[Begin Source material]

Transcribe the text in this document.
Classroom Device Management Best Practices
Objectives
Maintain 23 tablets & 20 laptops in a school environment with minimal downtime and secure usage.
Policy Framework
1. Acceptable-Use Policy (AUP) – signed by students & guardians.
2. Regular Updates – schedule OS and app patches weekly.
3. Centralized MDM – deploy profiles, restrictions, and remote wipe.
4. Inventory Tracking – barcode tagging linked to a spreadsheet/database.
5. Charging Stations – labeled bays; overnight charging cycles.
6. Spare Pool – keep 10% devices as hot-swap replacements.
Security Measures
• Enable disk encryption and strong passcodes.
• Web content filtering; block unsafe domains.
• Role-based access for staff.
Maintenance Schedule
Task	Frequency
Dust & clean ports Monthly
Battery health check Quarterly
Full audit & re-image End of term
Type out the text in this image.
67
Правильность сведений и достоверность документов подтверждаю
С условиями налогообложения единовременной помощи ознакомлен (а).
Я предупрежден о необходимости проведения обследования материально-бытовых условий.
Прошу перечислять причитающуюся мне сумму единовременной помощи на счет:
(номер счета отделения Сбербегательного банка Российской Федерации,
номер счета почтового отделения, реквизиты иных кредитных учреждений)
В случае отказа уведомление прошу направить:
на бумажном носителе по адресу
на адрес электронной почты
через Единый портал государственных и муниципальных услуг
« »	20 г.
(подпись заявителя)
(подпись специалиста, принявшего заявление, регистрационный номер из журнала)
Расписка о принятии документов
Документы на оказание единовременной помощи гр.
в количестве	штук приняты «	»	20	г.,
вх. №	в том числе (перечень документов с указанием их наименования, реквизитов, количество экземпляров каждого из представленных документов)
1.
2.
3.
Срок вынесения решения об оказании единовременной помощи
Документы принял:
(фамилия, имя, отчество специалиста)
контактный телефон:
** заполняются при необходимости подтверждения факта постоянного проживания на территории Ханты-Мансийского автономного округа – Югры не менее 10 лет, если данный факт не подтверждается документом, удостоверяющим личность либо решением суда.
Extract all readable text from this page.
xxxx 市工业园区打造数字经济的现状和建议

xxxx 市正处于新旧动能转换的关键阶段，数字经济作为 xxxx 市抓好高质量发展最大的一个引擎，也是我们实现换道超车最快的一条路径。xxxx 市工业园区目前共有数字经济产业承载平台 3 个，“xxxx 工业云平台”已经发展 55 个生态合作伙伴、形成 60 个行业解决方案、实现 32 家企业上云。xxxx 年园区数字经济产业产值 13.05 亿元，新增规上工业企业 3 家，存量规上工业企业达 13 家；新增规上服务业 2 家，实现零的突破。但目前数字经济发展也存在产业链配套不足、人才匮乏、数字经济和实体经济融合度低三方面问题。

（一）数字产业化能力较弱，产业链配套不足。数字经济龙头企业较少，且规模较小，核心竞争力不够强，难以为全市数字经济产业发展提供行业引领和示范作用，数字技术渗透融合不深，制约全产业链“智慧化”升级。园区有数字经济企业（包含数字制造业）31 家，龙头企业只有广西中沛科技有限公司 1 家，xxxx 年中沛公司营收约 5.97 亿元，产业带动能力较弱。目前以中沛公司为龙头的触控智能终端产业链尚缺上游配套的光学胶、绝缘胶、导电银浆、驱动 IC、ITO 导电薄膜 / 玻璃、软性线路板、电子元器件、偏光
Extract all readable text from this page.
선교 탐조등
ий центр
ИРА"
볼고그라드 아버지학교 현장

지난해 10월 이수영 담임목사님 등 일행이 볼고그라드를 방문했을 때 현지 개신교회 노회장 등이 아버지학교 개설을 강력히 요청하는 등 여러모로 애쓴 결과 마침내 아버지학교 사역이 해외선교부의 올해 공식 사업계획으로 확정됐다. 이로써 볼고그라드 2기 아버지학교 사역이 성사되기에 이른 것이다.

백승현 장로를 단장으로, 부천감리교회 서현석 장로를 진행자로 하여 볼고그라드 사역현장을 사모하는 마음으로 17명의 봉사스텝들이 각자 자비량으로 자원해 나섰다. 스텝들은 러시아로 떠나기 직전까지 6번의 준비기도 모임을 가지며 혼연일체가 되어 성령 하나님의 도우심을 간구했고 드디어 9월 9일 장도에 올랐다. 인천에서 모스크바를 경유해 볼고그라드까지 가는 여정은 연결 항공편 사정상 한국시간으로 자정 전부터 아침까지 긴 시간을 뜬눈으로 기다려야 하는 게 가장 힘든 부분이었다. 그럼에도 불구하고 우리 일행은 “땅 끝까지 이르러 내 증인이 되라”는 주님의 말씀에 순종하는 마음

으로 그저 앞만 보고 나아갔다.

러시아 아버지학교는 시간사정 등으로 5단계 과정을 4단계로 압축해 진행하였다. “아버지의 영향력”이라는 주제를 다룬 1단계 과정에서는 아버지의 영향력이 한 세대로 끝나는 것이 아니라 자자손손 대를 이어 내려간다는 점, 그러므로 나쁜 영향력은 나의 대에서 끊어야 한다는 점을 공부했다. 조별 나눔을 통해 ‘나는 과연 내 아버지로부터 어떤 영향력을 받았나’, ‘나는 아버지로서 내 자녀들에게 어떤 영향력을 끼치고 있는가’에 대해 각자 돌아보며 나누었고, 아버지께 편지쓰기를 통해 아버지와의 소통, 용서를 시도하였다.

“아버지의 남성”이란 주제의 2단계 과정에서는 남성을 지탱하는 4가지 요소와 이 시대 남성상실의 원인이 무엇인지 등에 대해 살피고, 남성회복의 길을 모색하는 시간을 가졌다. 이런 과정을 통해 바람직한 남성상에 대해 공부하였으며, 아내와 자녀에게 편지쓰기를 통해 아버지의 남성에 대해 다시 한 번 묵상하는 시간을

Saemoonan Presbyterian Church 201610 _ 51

[End Source material]

What is required
Retype the entries exactly, including every line.

Written reply
Transcribe the text in this document.
Classroom Device Management Best Practices
Objectives
Maintain 23 tablets & 20 laptops in a school environment with minimal downtime and secure usage.
Policy Framework
1. Acceptable-Use Policy (AUP) – signed by students & guardians.
2. Regular Updates – schedule OS and app patches weekly.
3. Centralized MDM – deploy profiles, restrictions, and remote wipe.
4. Inventory Tracking – barcode tagging linked to a spreadsheet/database.
5. Charging Stations – labeled bays; overnight charging cycles.
6. Spare Pool – keep 10% devices as hot-swap replacements.
Security Measures
• Enable disk encryption and strong passcodes.
• Web content filtering; block unsafe domains.
• Role-based access for staff.
Maintenance Schedule
Task	Frequency
Dust & clean ports Monthly
Battery health check Quarterly
Full audit & re-image End of term
Type out the text in this image.
67
Правильность сведений и достоверность документов подтверждаю
С условиями налогообложения единовременной помощи ознакомлен (а).
Я предупрежден о необходимости проведения обследования материально-бытовых условий.
Прошу перечислять причитающуюся мне сумму единовременной помощи на счет:
(номер счета отделения Сбербегательного банка Российской Федерации,
номер счета почтового отделения, реквизиты иных кредитных учреждений)
В случае отказа уведомление прошу направить:
на бумажном носителе по адресу
на адрес электронной почты
через Единый портал государственных и муниципальных услуг
« »	20 г.
(подпись заявителя)
(подпись специалиста, принявшего заявление, регистрационный номер из журнала)
Расписка о принятии документов
Документы на оказание единовременной помощи гр.
в количестве	штук приняты «	»	20	г.,
вх. №	в том числе (перечень документов с указанием их наименования, реквизитов, количество экземпляров каждого из представленных документов)
1.
2.
3.
Срок вынесения решения об оказании единовременной помощи
Документы принял:
(фамилия, имя, отчество специалиста)
контактный телефон:
** заполняются при необходимости подтверждения факта постоянного проживания на территории Ханты-Мансийского автономного округа – Югры не менее 10 лет, если данный факт не подтверждается документом, удостоверяющим личность либо решением суда.
Extract all readable text from this page.
xxxx 市工业园区打造数字经济的现状和建议

xxxx 市正处于新旧动能转换的关键阶段，数字经济作为 xxxx 市抓好高质量发展最大的一个引擎，也是我们实现换道超车最快的一条路径。xxxx 市工业园区目前共有数字经济产业承载平台 3 个，“xxxx 工业云平台”已经发展 55 个生态合作伙伴、形成 60 个行业解决方案、实现 32 家企业上云。xxxx 年园区数字经济产业产值 13.05 亿元，新增规上工业企业 3 家，存量规上工业企业达 13 家；新增规上服务业 2 家，实现零的突破。但目前数字经济发展也存在产业链配套不足、人才匮乏、数字经济和实体经济融合度低三方面问题。

（一）数字产业化能力较弱，产业链配套不足。数字经济龙头企业较少，且规模较小，核心竞争力不够强，难以为全市数字经济产业发展提供行业引领和示范作用，数字技术渗透融合不深，制约全产业链“智慧化”升级。园区有数字经济企业（包含数字制造业）31 家，龙头企业只有广西中沛科技有限公司 1 家，xxxx 年中沛公司营收约 5.97 亿元，产业带动能力较弱。目前以中沛公司为龙头的触控智能终端产业链尚缺上游配套的光学胶、绝缘胶、导电银浆、驱动 IC、ITO 导电薄膜 / 玻璃、软性线路板、电子元器件、偏光
Extract all readable text from this page.
선교 탐조등
ий центр
ИРА"
볼고그라드 아버지학교 현장

지난해 10월 이수영 담임목사님 등 일행이 볼고그라드를 방문했을 때 현지 개신교회 노회장 등이 아버지학교 개설을 강력히 요청하는 등 여러모로 애쓴 결과 마침내 아버지학교 사역이 해외선교부의 올해 공식 사업계획으로 확정됐다. 이로써 볼고그라드 2기 아버지학교 사역이 성사되기에 이른 것이다.

백승현 장로를 단장으로, 부천감리교회 서현석 장로를 진행자로 하여 볼고그라드 사역현장을 사모하는 마음으로 17명의 봉사스텝들이 각자 자비량으로 자원해 나섰다. 스텝들은 러시아로 떠나기 직전까지 6번의 준비기도 모임을 가지며 혼연일체가 되어 성령 하나님의 도우심을 간구했고 드디어 9월 9일 장도에 올랐다. 인천에서 모스크바를 경유해 볼고그라드까지 가는 여정은 연결 항공편 사정상 한국시간으로 자정 전부터 아침까지 긴 시간을 뜬눈으로 기다려야 하는 게 가장 힘든 부분이었다. 그럼에도 불구하고 우리 일행은 “땅 끝까지 이르러 내 증인이 되라”는 주님의 말씀에 순종하는 마음

으로 그저 앞만 보고 나아갔다.

러시아 아버지학교는 시간사정 등으로 5단계 과정을 4단계로 압축해 진행하였다. “아버지의 영향력”이라는 주제를 다룬 1단계 과정에서는 아버지의 영향력이 한 세대로 끝나는 것이 아니라 자자손손 대를 이어 내려간다는 점, 그러므로 나쁜 영향력은 나의 대에서 끊어야 한다는 점을 공부했다. 조별 나눔을 통해 ‘나는 과연 내 아버지로부터 어떤 영향력을 받았나’, ‘나는 아버지로서 내 자녀들에게 어떤 영향력을 끼치고 있는가’에 대해 각자 돌아보며 나누었고, 아버지께 편지쓰기를 통해 아버지와의 소통, 용서를 시도하였다.

“아버지의 남성”이란 주제의 2단계 과정에서는 남성을 지탱하는 4가지 요소와 이 시대 남성상실의 원인이 무엇인지 등에 대해 살피고, 남성회복의 길을 모색하는 시간을 가졌다. 이런 과정을 통해 바람직한 남성상에 대해 공부하였으며, 아내와 자녀에게 편지쓰기를 통해 아버지의 남성에 대해 다시 한 번 묵상하는 시간을

Saemoonan Presbyterian Church 201610 _ 51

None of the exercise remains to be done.